Records from a data source
————————

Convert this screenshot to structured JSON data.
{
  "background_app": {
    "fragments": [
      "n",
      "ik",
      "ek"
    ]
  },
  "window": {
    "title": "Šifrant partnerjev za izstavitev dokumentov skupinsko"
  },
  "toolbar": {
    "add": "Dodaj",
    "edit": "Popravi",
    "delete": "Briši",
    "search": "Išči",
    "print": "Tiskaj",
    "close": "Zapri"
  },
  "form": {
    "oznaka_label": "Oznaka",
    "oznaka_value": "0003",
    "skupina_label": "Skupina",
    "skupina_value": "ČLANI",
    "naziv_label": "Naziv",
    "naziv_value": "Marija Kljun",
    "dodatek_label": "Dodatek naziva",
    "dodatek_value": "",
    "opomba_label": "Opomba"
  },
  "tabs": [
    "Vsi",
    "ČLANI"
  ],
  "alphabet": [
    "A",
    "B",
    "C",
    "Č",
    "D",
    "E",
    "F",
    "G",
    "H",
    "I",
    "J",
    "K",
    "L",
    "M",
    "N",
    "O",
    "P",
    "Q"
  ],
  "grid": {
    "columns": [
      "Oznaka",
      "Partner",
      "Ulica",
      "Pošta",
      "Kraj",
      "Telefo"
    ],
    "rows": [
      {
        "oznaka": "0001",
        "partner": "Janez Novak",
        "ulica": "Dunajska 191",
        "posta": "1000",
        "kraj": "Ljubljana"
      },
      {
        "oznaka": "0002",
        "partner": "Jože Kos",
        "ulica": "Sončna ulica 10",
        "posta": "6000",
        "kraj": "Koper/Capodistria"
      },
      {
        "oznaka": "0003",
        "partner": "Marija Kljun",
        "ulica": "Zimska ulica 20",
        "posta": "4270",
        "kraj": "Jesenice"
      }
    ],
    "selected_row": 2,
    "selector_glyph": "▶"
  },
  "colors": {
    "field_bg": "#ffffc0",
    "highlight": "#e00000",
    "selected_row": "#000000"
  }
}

————————

Your task is to repeat the data exactly, with nothing left out.

Convert this screenshot to structured JSON data.
{
  "background_app": {
    "fragments": [
      "n",
      "ik",
      "ek"
    ]
  },
  "window": {
    "title": "Šifrant partnerjev za izstavitev dokumentov skupinsko"
  },
  "toolbar": {
    "add": "Dodaj",
    "edit": "Popravi",
    "delete": "Briši",
    "search": "Išči",
    "print": "Tiskaj",
    "close": "Zapri"
  },
  "form": {
    "oznaka_label": "Oznaka",
    "oznaka_value": "0003",
    "skupina_label": "Skupina",
    "skupina_value": "ČLANI",
    "naziv_label": "Naziv",
    "naziv_value": "Marija Kljun",
    "dodatek_label": "Dodatek naziva",
    "dodatek_value": "",
    "opomba_label": "Opomba"
  },
  "tabs": [
    "Vsi",
    "ČLANI"
  ],
  "alphabet": [
    "A",
    "B",
    "C",
    "Č",
    "D",
    "E",
    "F",
    "G",
    "H",
    "I",
    "J",
    "K",
    "L",
    "M",
    "N",
    "O",
    "P",
    "Q"
  ],
  "grid": {
    "columns": [
      "Oznaka",
      "Partner",
      "Ulica",
      "Pošta",
      "Kraj",
      "Telefo"
    ],
    "rows": [
      {
        "oznaka": "0001",
        "partner": "Janez Novak",
        "ulica": "Dunajska 191",
        "posta": "1000",
        "kraj": "Ljubljana"
      },
      {
        "oznaka": "0002",
        "partner": "Jože Kos",
        "ulica": "Sončna ulica 10",
        "posta": "6000",
        "kraj": "Koper/Capodistria"
      },
      {
        "oznaka": "0003",
        "partner": "Marija Kljun",
        "ulica": "Zimska ulica 20",
        "posta": "4270",
        "kraj": "Jesenice"
      }
    ],
    "selected_row": 2,
    "selector_glyph": "▶"
  },
  "colors": {
    "field_bg": "#ffffc0",
    "highlight": "#e00000",
    "selected_row": "#000000"
  }
}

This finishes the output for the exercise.